WHAT IS EXPECTED: Update the listing from its start down to the line containing "The positive supply", replacing "dynamic logic circuit" with "domino logic circuit" and leaving everything else unchanged. Omit the pictures from your answer.

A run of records
* Begin *

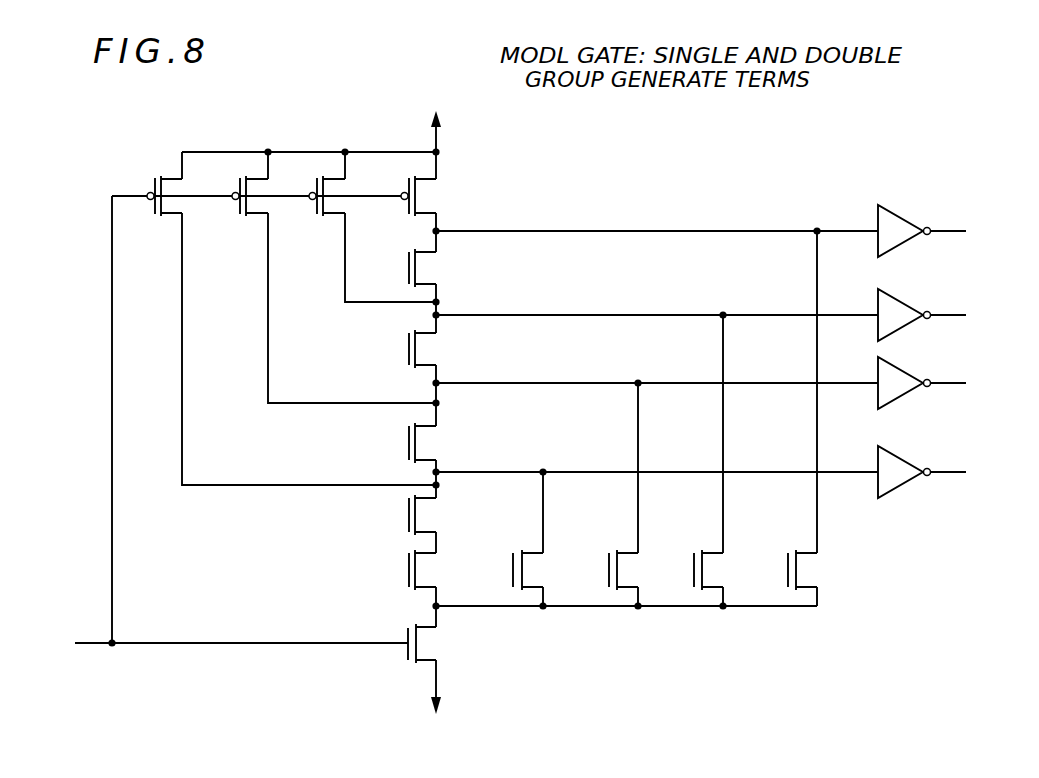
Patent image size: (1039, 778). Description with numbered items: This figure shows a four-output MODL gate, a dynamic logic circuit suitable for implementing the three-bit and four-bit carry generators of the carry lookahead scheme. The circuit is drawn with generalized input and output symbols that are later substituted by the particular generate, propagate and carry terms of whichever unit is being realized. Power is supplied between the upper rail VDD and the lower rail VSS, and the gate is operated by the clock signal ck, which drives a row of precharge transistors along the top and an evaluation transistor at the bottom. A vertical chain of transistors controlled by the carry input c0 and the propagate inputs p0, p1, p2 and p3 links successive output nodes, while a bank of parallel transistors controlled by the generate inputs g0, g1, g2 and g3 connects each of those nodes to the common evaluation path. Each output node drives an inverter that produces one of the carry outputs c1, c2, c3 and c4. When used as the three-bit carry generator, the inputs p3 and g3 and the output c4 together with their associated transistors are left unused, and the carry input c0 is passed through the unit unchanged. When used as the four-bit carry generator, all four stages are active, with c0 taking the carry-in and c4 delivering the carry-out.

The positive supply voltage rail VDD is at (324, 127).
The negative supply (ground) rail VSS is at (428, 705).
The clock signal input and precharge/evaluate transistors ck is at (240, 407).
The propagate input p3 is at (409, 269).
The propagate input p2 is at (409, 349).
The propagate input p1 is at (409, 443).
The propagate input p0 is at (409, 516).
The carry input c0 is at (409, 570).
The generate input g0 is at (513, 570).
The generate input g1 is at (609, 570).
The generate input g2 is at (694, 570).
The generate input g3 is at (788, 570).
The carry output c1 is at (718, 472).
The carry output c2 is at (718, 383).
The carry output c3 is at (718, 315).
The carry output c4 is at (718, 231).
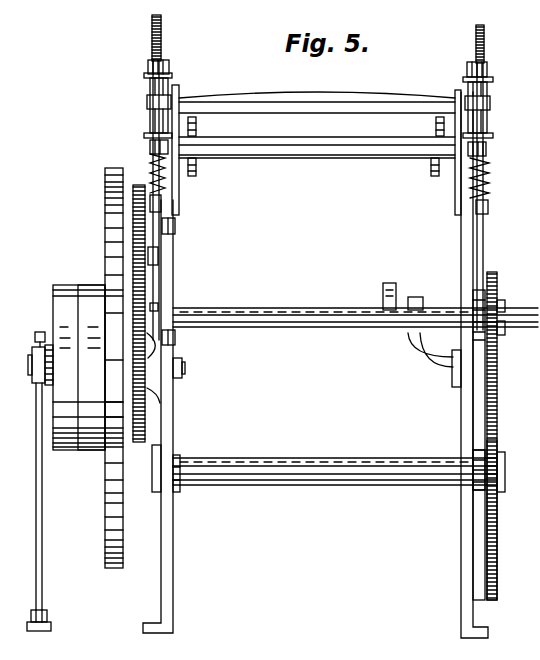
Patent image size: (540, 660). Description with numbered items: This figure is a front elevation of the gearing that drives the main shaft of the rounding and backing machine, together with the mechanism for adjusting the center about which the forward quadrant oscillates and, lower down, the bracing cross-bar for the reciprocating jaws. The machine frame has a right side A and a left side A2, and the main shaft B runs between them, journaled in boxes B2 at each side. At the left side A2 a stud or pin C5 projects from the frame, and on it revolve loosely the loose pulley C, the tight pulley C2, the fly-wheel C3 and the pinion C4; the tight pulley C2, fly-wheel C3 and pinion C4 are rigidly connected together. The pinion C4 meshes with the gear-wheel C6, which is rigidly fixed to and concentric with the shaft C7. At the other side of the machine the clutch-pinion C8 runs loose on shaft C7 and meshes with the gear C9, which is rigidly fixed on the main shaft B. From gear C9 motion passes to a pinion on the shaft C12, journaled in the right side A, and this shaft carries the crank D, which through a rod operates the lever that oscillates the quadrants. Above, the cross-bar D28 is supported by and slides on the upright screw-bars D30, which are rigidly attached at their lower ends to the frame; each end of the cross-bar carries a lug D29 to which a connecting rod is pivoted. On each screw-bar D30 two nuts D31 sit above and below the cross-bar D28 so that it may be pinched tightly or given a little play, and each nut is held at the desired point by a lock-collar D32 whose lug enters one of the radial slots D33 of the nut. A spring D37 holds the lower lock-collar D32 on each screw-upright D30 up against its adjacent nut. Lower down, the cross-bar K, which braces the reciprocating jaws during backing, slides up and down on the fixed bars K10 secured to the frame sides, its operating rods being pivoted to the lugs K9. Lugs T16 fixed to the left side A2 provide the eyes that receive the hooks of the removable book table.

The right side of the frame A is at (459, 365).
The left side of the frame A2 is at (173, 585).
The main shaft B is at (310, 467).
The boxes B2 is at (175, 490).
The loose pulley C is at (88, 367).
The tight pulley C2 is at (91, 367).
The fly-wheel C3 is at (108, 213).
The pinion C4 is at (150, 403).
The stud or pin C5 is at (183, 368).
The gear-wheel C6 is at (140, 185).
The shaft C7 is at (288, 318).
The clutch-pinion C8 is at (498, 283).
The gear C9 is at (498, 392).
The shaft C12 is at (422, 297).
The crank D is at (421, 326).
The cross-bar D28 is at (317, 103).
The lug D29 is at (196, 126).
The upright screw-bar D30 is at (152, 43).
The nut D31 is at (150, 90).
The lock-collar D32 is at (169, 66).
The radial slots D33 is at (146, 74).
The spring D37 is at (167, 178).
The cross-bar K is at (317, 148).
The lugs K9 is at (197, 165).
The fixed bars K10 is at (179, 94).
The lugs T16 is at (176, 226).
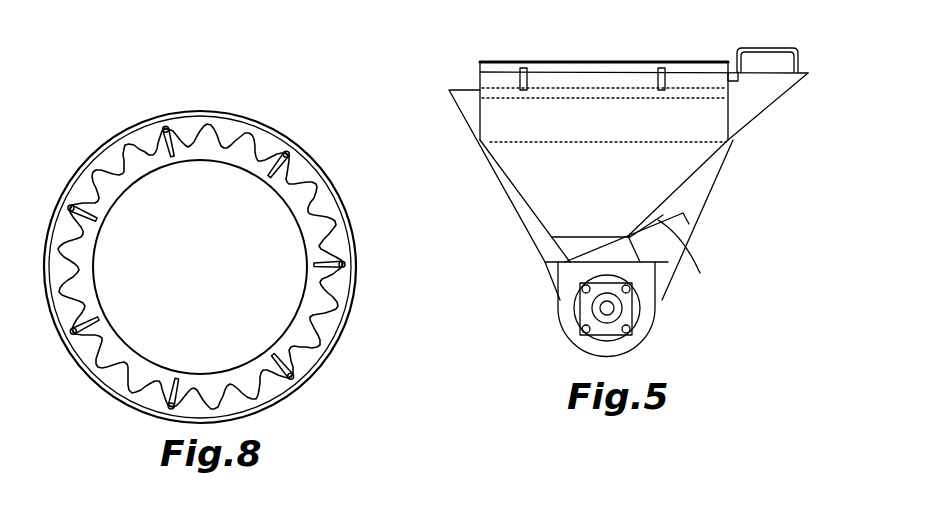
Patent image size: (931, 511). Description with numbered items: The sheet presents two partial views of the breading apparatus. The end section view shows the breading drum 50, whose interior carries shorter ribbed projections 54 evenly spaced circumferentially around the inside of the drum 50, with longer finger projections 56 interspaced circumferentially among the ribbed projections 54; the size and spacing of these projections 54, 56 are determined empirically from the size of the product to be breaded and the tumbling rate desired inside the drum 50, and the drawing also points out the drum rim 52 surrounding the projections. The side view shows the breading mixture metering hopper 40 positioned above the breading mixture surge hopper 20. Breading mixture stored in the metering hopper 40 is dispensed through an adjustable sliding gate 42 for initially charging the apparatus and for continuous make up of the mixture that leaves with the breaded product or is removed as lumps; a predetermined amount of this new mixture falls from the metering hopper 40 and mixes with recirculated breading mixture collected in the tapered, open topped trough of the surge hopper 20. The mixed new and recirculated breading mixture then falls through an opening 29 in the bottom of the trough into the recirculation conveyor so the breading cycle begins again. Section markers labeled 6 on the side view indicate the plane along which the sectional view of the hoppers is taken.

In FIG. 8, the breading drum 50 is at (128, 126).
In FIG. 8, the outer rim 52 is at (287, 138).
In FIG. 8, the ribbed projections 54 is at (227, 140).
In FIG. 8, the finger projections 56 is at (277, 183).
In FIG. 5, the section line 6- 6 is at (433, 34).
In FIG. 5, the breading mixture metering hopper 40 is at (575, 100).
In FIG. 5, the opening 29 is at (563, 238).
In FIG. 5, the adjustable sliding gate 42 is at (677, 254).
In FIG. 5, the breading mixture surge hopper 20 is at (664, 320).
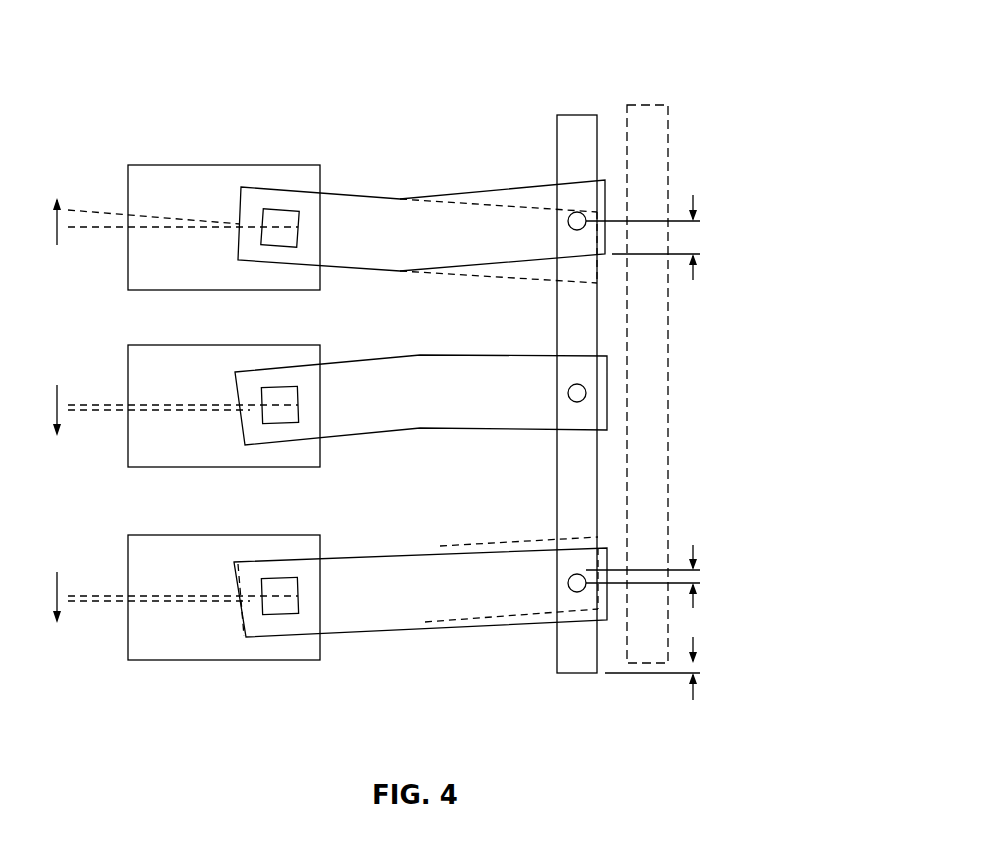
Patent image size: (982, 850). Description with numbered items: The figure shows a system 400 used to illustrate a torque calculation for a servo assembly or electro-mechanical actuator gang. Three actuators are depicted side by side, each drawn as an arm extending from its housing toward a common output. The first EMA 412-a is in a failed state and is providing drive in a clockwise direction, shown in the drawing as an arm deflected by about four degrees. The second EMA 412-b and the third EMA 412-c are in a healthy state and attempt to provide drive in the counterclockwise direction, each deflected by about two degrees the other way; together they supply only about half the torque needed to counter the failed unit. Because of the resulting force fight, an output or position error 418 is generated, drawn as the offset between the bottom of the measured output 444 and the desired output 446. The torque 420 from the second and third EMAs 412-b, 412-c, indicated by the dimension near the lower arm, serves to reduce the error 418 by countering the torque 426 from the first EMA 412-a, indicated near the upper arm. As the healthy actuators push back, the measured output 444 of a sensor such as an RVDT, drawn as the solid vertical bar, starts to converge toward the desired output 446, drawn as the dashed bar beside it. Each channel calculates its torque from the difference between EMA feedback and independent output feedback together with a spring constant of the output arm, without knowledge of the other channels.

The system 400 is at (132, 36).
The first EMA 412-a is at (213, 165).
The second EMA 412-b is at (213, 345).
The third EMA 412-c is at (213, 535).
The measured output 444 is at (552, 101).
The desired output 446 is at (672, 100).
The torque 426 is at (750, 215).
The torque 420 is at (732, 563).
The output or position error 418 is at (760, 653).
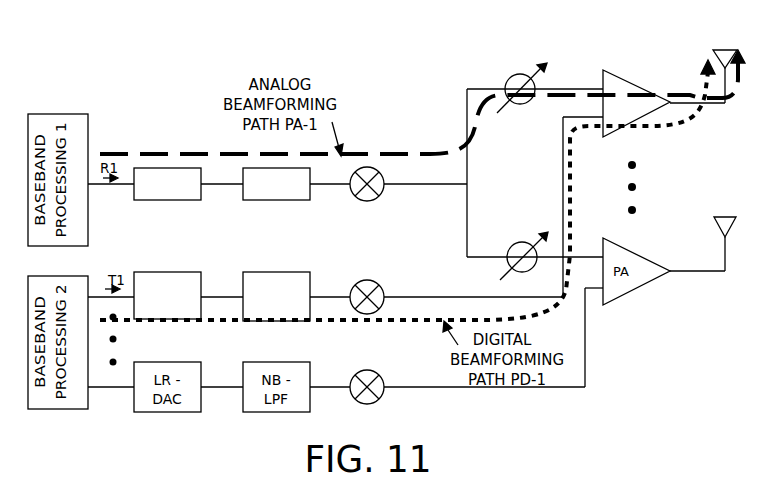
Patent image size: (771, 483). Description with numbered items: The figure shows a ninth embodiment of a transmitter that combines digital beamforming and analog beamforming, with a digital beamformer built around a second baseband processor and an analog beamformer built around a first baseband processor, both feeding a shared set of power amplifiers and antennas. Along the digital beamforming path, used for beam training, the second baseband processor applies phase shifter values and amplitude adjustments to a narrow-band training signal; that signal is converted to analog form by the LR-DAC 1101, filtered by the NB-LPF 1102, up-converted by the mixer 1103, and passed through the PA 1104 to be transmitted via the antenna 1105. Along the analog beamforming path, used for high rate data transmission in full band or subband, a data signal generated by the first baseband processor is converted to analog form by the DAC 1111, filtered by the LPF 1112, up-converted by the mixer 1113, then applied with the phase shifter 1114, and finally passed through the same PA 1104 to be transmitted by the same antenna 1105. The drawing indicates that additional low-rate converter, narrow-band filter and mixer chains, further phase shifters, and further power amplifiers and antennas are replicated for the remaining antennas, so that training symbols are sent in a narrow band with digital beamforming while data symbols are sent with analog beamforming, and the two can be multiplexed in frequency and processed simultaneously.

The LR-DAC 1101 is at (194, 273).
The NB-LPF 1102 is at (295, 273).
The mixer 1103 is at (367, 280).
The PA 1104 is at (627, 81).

* End *

RESULT OF THIS EXERCISE:
Patent image size: (1039, 778). Description with numbered items: This figure shows a four-output MODL gate, a domino logic circuit suitable for implementing the three-bit and four-bit carry generators of the carry lookahead scheme. The circuit is drawn with generalized input and output symbols that are later substituted by the particular generate, propagate and carry terms of whichever unit is being realized. Power is supplied between the upper rail VDD and the lower rail VSS, and the gate is operated by the clock signal ck, which drives a row of precharge transistors along the top and an evaluation transistor at the bottom. A vertical chain of transistors controlled by the carry input c0 and the propagate inputs p0, p1, p2 and p3 links successive output nodes, while a bank of parallel transistors controlled by the generate inputs g0, g1, g2 and g3 connects each of those nodes to the common evaluation path. Each output node drives an inverter that produces one of the carry outputs c1, c2, c3 and c4. When used as the three-bit carry generator, the inputs p3 and g3 and the output c4 together with their associated transistors are left unused, and the carry input c0 is passed through the unit unchanged. When used as the four-bit carry generator, all four stages are active, with c0 taking the carry-in and c4 delivering the carry-out.

The positive supply voltage rail VDD is at (324, 127).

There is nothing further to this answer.